TASK STATEMENT
Filter the records for lines holding the string "JSON".

RECORDS TO PROCESS

-*-

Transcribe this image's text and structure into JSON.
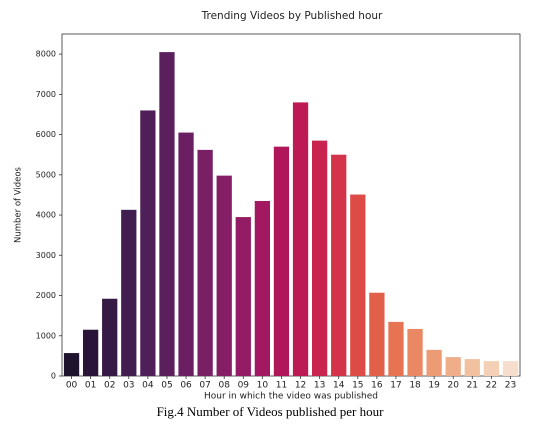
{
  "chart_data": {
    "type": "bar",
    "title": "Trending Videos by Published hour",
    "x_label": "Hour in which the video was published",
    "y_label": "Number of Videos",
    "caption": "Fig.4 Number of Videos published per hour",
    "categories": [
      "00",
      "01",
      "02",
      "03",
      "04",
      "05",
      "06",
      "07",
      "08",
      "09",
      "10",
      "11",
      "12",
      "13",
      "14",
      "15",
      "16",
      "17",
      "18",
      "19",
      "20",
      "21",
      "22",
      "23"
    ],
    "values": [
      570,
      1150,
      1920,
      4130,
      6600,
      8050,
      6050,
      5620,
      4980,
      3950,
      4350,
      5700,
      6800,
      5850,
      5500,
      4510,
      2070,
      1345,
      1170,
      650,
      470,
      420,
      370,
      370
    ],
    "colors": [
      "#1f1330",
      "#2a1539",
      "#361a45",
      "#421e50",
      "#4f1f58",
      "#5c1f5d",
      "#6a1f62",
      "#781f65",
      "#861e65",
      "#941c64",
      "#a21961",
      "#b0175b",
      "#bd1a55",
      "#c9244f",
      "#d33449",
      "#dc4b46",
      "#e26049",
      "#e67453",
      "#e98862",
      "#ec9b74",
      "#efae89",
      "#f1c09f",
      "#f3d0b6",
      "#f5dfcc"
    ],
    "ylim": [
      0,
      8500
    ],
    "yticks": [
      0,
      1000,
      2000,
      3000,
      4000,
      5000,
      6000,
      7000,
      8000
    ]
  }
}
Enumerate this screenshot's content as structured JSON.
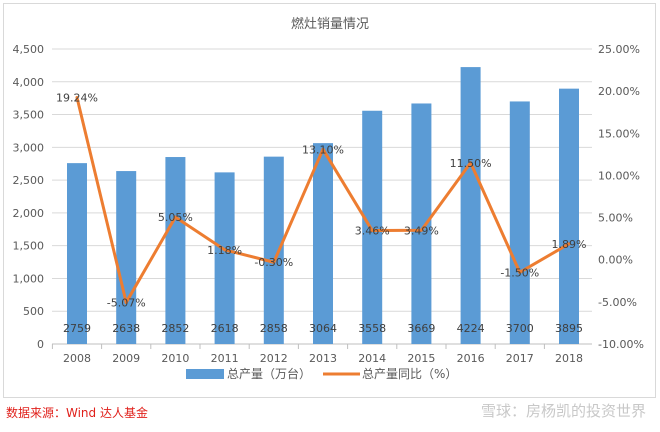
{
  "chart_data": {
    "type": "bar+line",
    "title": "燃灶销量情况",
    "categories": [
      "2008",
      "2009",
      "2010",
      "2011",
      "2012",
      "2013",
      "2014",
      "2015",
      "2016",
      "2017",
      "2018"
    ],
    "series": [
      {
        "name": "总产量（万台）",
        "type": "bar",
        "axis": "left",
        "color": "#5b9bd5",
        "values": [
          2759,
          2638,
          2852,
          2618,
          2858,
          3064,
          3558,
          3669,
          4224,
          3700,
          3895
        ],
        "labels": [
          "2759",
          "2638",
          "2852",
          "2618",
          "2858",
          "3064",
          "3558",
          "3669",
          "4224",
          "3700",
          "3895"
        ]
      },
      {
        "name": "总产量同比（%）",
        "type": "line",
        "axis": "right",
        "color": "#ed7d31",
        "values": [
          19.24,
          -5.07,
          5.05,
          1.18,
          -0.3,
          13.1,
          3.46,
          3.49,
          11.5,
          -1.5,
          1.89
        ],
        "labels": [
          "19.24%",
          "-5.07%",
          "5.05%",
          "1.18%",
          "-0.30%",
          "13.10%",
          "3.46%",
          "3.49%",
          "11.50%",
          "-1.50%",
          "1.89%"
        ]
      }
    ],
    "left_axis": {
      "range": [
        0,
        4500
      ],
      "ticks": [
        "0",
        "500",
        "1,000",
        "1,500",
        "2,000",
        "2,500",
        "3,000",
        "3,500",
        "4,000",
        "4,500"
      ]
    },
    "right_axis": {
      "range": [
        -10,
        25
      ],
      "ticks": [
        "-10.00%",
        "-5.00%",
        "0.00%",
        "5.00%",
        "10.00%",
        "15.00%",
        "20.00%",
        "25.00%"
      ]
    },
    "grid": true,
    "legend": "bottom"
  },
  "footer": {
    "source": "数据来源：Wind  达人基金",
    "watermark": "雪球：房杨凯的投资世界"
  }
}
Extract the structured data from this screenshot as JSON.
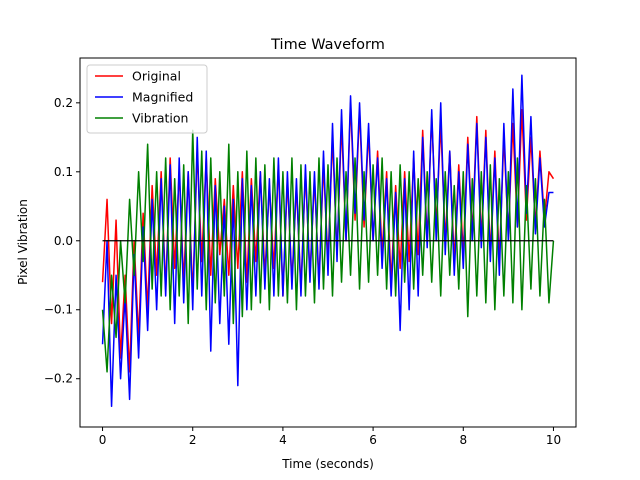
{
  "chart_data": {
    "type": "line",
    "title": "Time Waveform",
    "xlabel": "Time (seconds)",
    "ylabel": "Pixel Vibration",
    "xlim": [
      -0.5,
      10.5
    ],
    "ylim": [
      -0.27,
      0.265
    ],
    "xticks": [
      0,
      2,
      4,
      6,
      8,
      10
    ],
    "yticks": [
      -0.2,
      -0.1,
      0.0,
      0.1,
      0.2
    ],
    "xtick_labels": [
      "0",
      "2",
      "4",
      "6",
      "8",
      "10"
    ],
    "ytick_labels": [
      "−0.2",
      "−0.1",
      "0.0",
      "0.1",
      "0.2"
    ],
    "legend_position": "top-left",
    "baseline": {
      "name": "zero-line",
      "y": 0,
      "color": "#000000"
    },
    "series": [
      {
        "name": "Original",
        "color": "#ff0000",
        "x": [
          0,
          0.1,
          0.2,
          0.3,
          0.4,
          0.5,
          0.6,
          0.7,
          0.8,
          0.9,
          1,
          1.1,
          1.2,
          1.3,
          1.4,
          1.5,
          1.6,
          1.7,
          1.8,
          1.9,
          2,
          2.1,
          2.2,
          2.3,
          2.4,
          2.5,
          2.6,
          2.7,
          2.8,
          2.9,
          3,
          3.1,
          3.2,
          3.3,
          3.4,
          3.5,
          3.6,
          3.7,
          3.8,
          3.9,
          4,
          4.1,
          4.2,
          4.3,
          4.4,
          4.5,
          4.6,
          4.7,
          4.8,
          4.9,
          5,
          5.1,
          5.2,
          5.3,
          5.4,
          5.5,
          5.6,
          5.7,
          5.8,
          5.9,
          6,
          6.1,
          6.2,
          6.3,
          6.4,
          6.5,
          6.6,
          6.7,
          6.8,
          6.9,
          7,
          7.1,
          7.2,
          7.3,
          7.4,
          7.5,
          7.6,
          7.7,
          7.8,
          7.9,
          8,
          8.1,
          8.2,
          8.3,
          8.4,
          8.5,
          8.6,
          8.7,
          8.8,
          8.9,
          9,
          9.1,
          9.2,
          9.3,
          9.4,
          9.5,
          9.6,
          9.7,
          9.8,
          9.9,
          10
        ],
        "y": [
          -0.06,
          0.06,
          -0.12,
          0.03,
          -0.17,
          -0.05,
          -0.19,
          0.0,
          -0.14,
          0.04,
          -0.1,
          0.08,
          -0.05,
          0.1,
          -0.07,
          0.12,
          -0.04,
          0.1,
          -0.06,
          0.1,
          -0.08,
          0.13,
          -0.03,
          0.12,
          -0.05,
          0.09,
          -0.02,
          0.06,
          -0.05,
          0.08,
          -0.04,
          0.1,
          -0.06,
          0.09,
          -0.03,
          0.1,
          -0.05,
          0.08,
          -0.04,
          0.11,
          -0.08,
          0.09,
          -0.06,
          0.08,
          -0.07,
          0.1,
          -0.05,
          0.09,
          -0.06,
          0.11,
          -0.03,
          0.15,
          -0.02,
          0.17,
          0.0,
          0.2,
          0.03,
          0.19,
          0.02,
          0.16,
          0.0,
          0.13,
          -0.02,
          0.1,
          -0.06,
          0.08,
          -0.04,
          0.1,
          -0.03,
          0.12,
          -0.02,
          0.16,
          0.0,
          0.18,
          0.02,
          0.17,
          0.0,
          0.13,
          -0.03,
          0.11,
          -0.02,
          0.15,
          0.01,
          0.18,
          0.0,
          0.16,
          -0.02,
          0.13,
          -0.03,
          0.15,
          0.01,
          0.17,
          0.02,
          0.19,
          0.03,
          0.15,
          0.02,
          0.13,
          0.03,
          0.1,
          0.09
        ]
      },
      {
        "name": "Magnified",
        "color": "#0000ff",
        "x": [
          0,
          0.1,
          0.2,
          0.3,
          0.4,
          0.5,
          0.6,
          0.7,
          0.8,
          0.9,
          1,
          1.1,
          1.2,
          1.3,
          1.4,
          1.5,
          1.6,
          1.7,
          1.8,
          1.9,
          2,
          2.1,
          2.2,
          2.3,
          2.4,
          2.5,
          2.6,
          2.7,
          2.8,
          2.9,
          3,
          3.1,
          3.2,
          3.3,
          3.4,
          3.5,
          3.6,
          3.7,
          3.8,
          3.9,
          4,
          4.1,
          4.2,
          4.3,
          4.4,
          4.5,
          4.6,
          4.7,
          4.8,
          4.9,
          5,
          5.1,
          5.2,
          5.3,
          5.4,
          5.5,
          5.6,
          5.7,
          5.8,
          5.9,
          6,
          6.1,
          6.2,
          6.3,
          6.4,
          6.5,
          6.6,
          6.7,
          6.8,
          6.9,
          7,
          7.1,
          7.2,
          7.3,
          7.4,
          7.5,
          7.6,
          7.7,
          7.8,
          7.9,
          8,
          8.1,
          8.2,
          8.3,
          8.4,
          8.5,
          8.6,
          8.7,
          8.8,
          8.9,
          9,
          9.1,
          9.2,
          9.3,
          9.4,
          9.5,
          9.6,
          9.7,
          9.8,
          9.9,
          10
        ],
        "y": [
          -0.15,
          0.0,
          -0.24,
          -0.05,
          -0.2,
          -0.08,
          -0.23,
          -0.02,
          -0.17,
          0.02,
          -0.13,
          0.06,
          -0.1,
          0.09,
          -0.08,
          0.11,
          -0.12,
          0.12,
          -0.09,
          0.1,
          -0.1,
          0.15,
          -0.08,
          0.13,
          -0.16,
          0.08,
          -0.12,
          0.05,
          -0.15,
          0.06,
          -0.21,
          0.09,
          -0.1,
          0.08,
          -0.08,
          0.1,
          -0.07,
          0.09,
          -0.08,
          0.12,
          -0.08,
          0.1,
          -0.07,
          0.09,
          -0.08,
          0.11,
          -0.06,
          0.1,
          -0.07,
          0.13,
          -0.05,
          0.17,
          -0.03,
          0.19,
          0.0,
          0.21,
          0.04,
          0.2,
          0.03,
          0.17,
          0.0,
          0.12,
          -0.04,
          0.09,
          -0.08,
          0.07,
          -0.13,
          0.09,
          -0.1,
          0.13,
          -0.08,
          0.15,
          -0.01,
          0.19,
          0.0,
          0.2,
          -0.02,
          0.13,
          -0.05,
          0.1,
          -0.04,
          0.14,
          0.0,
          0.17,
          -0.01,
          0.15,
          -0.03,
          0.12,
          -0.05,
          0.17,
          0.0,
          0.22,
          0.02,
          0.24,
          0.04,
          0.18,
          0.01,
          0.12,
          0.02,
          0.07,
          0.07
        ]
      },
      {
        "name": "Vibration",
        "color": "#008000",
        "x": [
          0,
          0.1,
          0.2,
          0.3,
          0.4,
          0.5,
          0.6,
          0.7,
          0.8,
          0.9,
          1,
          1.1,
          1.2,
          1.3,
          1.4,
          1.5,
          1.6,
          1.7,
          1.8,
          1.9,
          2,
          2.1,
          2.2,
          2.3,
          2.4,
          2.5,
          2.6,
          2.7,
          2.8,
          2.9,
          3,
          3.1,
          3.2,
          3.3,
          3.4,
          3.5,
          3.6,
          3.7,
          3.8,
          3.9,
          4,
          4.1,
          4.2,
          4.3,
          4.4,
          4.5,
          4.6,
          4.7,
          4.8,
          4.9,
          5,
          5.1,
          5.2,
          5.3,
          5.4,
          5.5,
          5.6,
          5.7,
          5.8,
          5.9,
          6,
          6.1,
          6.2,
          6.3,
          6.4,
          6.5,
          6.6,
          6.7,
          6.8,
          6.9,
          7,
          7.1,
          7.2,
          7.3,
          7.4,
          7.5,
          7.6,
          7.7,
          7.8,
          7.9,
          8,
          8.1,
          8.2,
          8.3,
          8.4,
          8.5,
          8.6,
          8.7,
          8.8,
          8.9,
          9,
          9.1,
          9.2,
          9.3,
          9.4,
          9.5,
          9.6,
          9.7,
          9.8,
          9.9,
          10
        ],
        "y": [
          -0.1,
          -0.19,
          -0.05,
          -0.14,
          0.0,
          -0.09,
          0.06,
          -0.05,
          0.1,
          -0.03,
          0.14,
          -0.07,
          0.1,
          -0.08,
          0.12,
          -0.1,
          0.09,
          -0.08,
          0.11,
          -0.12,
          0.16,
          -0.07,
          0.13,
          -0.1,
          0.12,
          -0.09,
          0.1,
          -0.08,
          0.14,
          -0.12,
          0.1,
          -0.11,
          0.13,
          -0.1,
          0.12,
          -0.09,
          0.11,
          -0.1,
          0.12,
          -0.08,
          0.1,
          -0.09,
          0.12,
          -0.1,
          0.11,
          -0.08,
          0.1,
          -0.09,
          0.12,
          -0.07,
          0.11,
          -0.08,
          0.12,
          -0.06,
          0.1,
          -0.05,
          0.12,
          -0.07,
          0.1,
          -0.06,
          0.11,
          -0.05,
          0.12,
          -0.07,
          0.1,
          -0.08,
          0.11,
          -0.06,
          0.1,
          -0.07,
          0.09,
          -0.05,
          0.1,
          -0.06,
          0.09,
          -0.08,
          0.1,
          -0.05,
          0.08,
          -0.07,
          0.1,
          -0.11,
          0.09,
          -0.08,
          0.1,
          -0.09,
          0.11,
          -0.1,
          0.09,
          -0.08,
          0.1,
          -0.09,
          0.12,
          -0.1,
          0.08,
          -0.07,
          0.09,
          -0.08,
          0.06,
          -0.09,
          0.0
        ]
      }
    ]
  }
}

-*-

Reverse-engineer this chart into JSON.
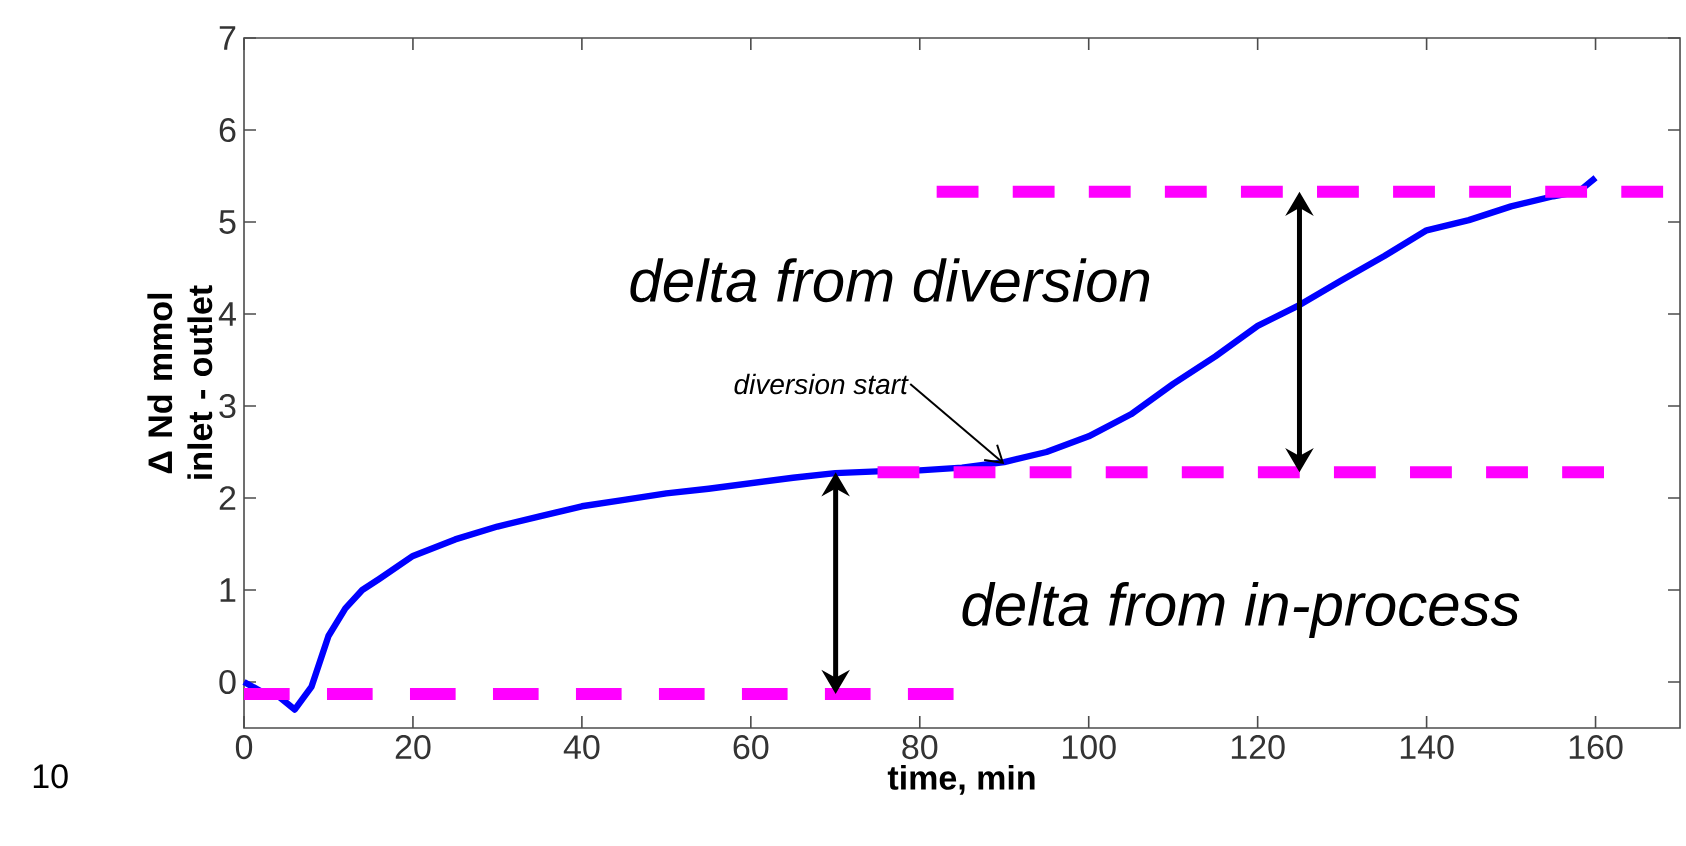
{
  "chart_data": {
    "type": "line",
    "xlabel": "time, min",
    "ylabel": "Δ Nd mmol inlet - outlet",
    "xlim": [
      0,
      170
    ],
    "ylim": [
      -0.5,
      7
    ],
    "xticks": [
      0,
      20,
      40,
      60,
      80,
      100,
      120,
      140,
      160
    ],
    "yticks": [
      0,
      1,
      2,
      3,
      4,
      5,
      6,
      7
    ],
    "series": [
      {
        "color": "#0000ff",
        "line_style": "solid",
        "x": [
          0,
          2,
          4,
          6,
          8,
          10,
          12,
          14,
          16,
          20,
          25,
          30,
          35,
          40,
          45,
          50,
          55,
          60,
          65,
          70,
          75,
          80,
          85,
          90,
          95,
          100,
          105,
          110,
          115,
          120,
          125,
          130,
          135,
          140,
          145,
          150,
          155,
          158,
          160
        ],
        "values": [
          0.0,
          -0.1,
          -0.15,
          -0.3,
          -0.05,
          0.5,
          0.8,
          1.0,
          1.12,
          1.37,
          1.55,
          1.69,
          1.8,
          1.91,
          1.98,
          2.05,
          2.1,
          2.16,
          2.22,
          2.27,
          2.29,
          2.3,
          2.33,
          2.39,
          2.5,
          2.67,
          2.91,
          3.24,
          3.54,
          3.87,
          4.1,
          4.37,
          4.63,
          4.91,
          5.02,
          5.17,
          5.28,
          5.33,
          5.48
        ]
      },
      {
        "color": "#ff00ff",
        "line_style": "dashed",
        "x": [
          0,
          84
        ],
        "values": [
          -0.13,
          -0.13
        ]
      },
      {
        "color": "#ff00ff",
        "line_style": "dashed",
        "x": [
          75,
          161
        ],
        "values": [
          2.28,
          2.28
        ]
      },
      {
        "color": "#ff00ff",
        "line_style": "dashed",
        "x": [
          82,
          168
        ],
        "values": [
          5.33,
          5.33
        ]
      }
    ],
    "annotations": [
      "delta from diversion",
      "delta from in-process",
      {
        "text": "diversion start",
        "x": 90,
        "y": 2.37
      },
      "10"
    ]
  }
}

-*-

PROBLEM SOLUTION
Transcribe this image's text and structure into JSON.
Enumerate this screenshot's content as structured JSON.
Extract the structured data from this screenshot as JSON.
Reverse-engineer this chart into JSON.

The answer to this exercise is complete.